What the task requires:
Report how many lines below contain the word "text", and give only that number.

Source material:
·····
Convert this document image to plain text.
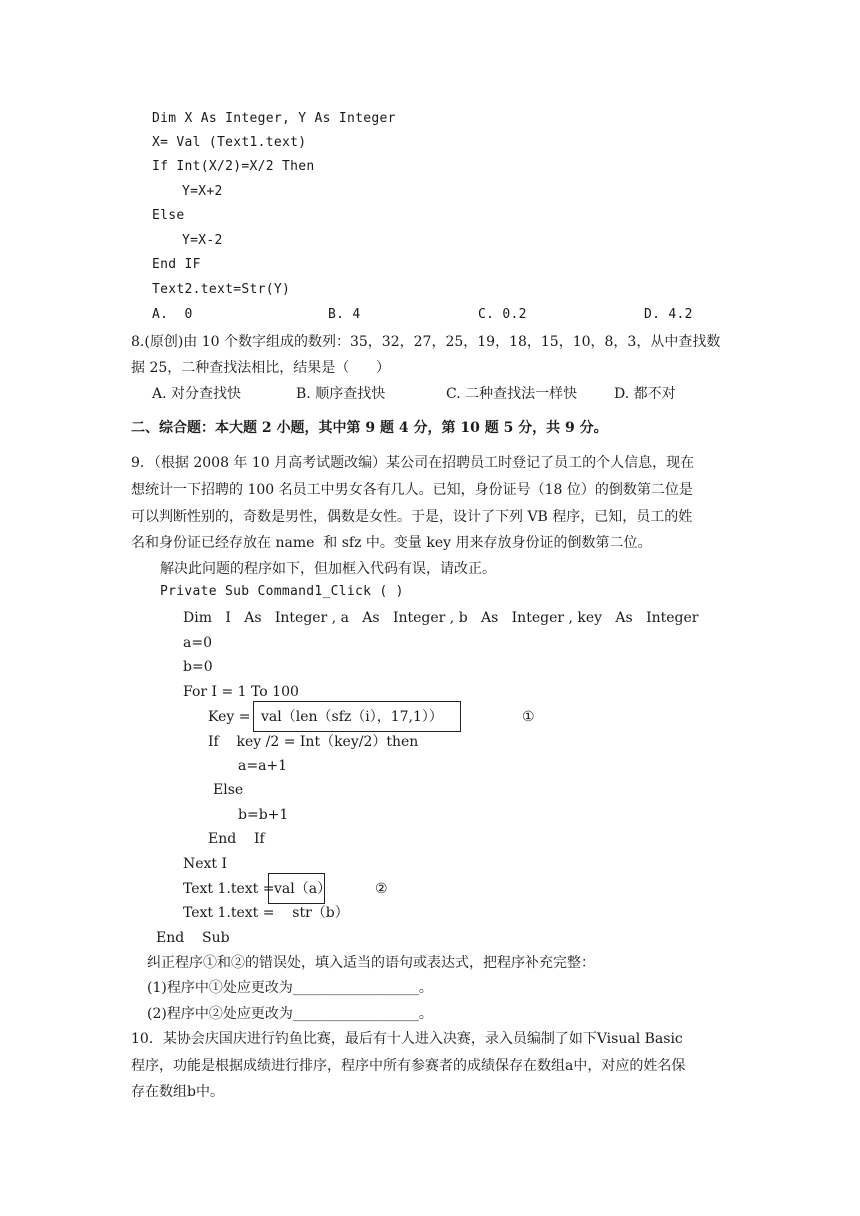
Dim X As Integer, Y As Integer
X= Val (Text1.text)
If Int(X/2)=X/2 Then
Y=X+2
Else
Y=X-2
End IF
Text2.text=Str(Y)
A.  0	B. 4	C. 0.2	D. 4.2
8.(原创)由 10 个数字组成的数列：35，32，27，25，19，18，15，10，8，3，从中查找数
据 25，二种查找法相比，结果是（      ）
A. 对分查找快	B. 顺序查找快	C. 二种查找法一样快	D. 都不对
二、综合题：本大题 2 小题，其中第 9 题 4 分，第 10 题 5 分，共 9 分。
9．（根据 2008 年 10 月高考试题改编）某公司在招聘员工时登记了员工的个人信息，现在
想统计一下招聘的 100 名员工中男女各有几人。已知，身份证号（18 位）的倒数第二位是
可以判断性别的，奇数是男性，偶数是女性。于是，设计了下列 VB 程序，已知，员工的姓
名和身份证已经存放在 name  和 sfz 中。变量 key 用来存放身份证的倒数第二位。
解决此问题的程序如下，但加框入代码有误，请改正。
Private Sub Command1_Click ( )
Dim   I   As   Integer , a   As   Integer , b   As   Integer , key   As   Integer
a=0
b=0
For I = 1 To 100
Key = val（len（sfz（i），17,1））	①
If    key /2 = Int（key/2）then
a=a+1
Else
b=b+1
End    If
Next I
Text 1.text = val（a）	②
Text 1.text =    str（b）
End    Sub
纠正程序①和②的错误处，填入适当的语句或表达式，把程序补充完整：
(1)程序中①处应更改为__________________。
(2)程序中②处应更改为__________________。
10．某协会庆国庆进行钓鱼比赛，最后有十人进入决赛，录入员编制了如下Visual Basic
程序，功能是根据成绩进行排序，程序中所有参赛者的成绩保存在数组a中，对应的姓名保
存在数组b中。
·····
Solution for this problem:
5